• **What to do**
Read the records and write them out again exactly.
"""
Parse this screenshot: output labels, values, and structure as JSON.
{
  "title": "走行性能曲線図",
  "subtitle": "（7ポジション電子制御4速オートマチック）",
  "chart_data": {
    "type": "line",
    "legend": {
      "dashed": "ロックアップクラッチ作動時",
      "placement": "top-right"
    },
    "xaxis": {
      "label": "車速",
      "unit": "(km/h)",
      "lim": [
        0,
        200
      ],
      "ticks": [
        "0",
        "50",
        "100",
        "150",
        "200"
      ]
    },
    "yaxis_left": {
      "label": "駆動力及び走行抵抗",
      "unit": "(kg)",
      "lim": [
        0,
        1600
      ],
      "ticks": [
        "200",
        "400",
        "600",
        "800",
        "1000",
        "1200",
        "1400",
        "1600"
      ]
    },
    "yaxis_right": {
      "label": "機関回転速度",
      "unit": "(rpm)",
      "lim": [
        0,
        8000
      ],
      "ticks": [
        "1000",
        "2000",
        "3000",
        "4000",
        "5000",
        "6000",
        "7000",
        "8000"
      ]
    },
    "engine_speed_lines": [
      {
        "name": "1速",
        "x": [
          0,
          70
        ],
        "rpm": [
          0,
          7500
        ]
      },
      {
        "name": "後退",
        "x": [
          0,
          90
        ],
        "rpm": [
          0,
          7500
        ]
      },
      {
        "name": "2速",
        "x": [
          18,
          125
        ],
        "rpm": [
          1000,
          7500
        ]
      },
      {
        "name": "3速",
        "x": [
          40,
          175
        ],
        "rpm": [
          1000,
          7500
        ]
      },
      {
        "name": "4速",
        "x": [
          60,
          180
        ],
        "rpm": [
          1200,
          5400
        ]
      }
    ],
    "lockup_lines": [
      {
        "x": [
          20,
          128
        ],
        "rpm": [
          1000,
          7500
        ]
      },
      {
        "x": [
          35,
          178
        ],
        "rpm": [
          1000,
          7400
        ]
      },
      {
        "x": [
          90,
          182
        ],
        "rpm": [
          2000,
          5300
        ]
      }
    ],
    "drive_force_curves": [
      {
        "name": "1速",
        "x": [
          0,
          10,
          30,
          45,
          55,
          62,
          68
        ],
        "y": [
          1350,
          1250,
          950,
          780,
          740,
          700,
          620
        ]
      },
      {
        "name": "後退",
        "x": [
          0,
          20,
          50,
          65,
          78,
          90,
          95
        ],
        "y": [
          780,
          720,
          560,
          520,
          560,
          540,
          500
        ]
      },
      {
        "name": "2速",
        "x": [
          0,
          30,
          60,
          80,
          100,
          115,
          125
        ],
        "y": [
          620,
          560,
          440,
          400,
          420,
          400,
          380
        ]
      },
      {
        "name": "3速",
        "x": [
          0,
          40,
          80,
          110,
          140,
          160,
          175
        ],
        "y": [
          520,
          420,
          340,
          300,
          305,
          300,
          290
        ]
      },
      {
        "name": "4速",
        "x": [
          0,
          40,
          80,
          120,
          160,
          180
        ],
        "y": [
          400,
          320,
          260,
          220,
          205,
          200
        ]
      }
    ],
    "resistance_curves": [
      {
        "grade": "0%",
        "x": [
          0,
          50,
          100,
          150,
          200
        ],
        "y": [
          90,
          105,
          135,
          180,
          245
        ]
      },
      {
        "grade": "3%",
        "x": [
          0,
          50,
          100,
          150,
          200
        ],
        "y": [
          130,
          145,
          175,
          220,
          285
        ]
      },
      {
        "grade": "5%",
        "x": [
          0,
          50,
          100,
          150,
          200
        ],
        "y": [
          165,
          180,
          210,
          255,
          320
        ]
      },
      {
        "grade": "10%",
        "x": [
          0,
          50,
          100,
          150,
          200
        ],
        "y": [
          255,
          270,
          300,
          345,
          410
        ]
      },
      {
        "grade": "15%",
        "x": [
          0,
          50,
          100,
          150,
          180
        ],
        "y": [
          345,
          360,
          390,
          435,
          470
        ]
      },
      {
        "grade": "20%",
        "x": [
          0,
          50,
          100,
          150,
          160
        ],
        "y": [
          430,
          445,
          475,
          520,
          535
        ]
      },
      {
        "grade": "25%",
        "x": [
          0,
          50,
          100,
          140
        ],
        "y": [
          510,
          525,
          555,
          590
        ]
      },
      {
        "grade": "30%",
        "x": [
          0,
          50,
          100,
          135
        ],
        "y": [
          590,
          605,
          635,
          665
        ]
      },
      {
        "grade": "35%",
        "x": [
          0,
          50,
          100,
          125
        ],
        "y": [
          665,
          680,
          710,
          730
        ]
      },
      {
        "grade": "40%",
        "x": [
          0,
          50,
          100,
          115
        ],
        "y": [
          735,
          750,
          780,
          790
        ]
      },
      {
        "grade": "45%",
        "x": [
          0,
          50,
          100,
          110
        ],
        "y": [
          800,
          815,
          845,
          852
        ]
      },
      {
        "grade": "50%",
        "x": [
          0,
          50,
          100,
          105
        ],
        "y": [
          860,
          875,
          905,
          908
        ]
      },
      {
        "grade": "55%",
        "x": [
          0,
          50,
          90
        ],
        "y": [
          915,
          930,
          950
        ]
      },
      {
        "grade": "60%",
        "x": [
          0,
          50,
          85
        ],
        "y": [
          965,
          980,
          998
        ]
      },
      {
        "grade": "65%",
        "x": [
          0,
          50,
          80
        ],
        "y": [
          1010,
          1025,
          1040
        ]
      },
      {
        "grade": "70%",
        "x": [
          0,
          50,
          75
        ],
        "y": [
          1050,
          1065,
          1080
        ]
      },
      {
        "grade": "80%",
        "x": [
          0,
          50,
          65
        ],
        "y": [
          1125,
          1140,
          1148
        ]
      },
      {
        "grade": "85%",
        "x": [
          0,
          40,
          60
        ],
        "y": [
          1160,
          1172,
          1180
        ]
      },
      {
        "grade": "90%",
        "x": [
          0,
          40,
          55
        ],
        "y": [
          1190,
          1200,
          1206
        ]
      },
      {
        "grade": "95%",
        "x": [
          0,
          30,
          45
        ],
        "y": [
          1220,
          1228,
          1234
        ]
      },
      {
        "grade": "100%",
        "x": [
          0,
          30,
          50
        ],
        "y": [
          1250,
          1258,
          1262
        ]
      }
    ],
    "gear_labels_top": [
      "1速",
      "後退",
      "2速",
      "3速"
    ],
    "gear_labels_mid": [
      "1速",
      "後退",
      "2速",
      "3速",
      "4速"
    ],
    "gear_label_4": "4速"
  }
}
"""
• **Response**
Parse this screenshot: output labels, values, and structure as JSON.
{
  "title": "走行性能曲線図",
  "subtitle": "（7ポジション電子制御4速オートマチック）",
  "chart_data": {
    "type": "line",
    "legend": {
      "dashed": "ロックアップクラッチ作動時",
      "placement": "top-right"
    },
    "xaxis": {
      "label": "車速",
      "unit": "(km/h)",
      "lim": [
        0,
        200
      ],
      "ticks": [
        "0",
        "50",
        "100",
        "150",
        "200"
      ]
    },
    "yaxis_left": {
      "label": "駆動力及び走行抵抗",
      "unit": "(kg)",
      "lim": [
        0,
        1600
      ],
      "ticks": [
        "200",
        "400",
        "600",
        "800",
        "1000",
        "1200",
        "1400",
        "1600"
      ]
    },
    "yaxis_right": {
      "label": "機関回転速度",
      "unit": "(rpm)",
      "lim": [
        0,
        8000
      ],
      "ticks": [
        "1000",
        "2000",
        "3000",
        "4000",
        "5000",
        "6000",
        "7000",
        "8000"
      ]
    },
    "engine_speed_lines": [
      {
        "name": "1速",
        "x": [
          0,
          70
        ],
        "rpm": [
          0,
          7500
        ]
      },
      {
        "name": "後退",
        "x": [
          0,
          90
        ],
        "rpm": [
          0,
          7500
        ]
      },
      {
        "name": "2速",
        "x": [
          18,
          125
        ],
        "rpm": [
          1000,
          7500
        ]
      },
      {
        "name": "3速",
        "x": [
          40,
          175
        ],
        "rpm": [
          1000,
          7500
        ]
      },
      {
        "name": "4速",
        "x": [
          60,
          180
        ],
        "rpm": [
          1200,
          5400
        ]
      }
    ],
    "lockup_lines": [
      {
        "x": [
          20,
          128
        ],
        "rpm": [
          1000,
          7500
        ]
      },
      {
        "x": [
          35,
          178
        ],
        "rpm": [
          1000,
          7400
        ]
      },
      {
        "x": [
          90,
          182
        ],
        "rpm": [
          2000,
          5300
        ]
      }
    ],
    "drive_force_curves": [
      {
        "name": "1速",
        "x": [
          0,
          10,
          30,
          45,
          55,
          62,
          68
        ],
        "y": [
          1350,
          1250,
          950,
          780,
          740,
          700,
          620
        ]
      },
      {
        "name": "後退",
        "x": [
          0,
          20,
          50,
          65,
          78,
          90,
          95
        ],
        "y": [
          780,
          720,
          560,
          520,
          560,
          540,
          500
        ]
      },
      {
        "name": "2速",
        "x": [
          0,
          30,
          60,
          80,
          100,
          115,
          125
        ],
        "y": [
          620,
          560,
          440,
          400,
          420,
          400,
          380
        ]
      },
      {
        "name": "3速",
        "x": [
          0,
          40,
          80,
          110,
          140,
          160,
          175
        ],
        "y": [
          520,
          420,
          340,
          300,
          305,
          300,
          290
        ]
      },
      {
        "name": "4速",
        "x": [
          0,
          40,
          80,
          120,
          160,
          180
        ],
        "y": [
          400,
          320,
          260,
          220,
          205,
          200
        ]
      }
    ],
    "resistance_curves": [
      {
        "grade": "0%",
        "x": [
          0,
          50,
          100,
          150,
          200
        ],
        "y": [
          90,
          105,
          135,
          180,
          245
        ]
      },
      {
        "grade": "3%",
        "x": [
          0,
          50,
          100,
          150,
          200
        ],
        "y": [
          130,
          145,
          175,
          220,
          285
        ]
      },
      {
        "grade": "5%",
        "x": [
          0,
          50,
          100,
          150,
          200
        ],
        "y": [
          165,
          180,
          210,
          255,
          320
        ]
      },
      {
        "grade": "10%",
        "x": [
          0,
          50,
          100,
          150,
          200
        ],
        "y": [
          255,
          270,
          300,
          345,
          410
        ]
      },
      {
        "grade": "15%",
        "x": [
          0,
          50,
          100,
          150,
          180
        ],
        "y": [
          345,
          360,
          390,
          435,
          470
        ]
      },
      {
        "grade": "20%",
        "x": [
          0,
          50,
          100,
          150,
          160
        ],
        "y": [
          430,
          445,
          475,
          520,
          535
        ]
      },
      {
        "grade": "25%",
        "x": [
          0,
          50,
          100,
          140
        ],
        "y": [
          510,
          525,
          555,
          590
        ]
      },
      {
        "grade": "30%",
        "x": [
          0,
          50,
          100,
          135
        ],
        "y": [
          590,
          605,
          635,
          665
        ]
      },
      {
        "grade": "35%",
        "x": [
          0,
          50,
          100,
          125
        ],
        "y": [
          665,
          680,
          710,
          730
        ]
      },
      {
        "grade": "40%",
        "x": [
          0,
          50,
          100,
          115
        ],
        "y": [
          735,
          750,
          780,
          790
        ]
      },
      {
        "grade": "45%",
        "x": [
          0,
          50,
          100,
          110
        ],
        "y": [
          800,
          815,
          845,
          852
        ]
      },
      {
        "grade": "50%",
        "x": [
          0,
          50,
          100,
          105
        ],
        "y": [
          860,
          875,
          905,
          908
        ]
      },
      {
        "grade": "55%",
        "x": [
          0,
          50,
          90
        ],
        "y": [
          915,
          930,
          950
        ]
      },
      {
        "grade": "60%",
        "x": [
          0,
          50,
          85
        ],
        "y": [
          965,
          980,
          998
        ]
      },
      {
        "grade": "65%",
        "x": [
          0,
          50,
          80
        ],
        "y": [
          1010,
          1025,
          1040
        ]
      },
      {
        "grade": "70%",
        "x": [
          0,
          50,
          75
        ],
        "y": [
          1050,
          1065,
          1080
        ]
      },
      {
        "grade": "80%",
        "x": [
          0,
          50,
          65
        ],
        "y": [
          1125,
          1140,
          1148
        ]
      },
      {
        "grade": "85%",
        "x": [
          0,
          40,
          60
        ],
        "y": [
          1160,
          1172,
          1180
        ]
      },
      {
        "grade": "90%",
        "x": [
          0,
          40,
          55
        ],
        "y": [
          1190,
          1200,
          1206
        ]
      },
      {
        "grade": "95%",
        "x": [
          0,
          30,
          45
        ],
        "y": [
          1220,
          1228,
          1234
        ]
      },
      {
        "grade": "100%",
        "x": [
          0,
          30,
          50
        ],
        "y": [
          1250,
          1258,
          1262
        ]
      }
    ],
    "gear_labels_top": [
      "1速",
      "後退",
      "2速",
      "3速"
    ],
    "gear_labels_mid": [
      "1速",
      "後退",
      "2速",
      "3速",
      "4速"
    ],
    "gear_label_4": "4速"
  }
}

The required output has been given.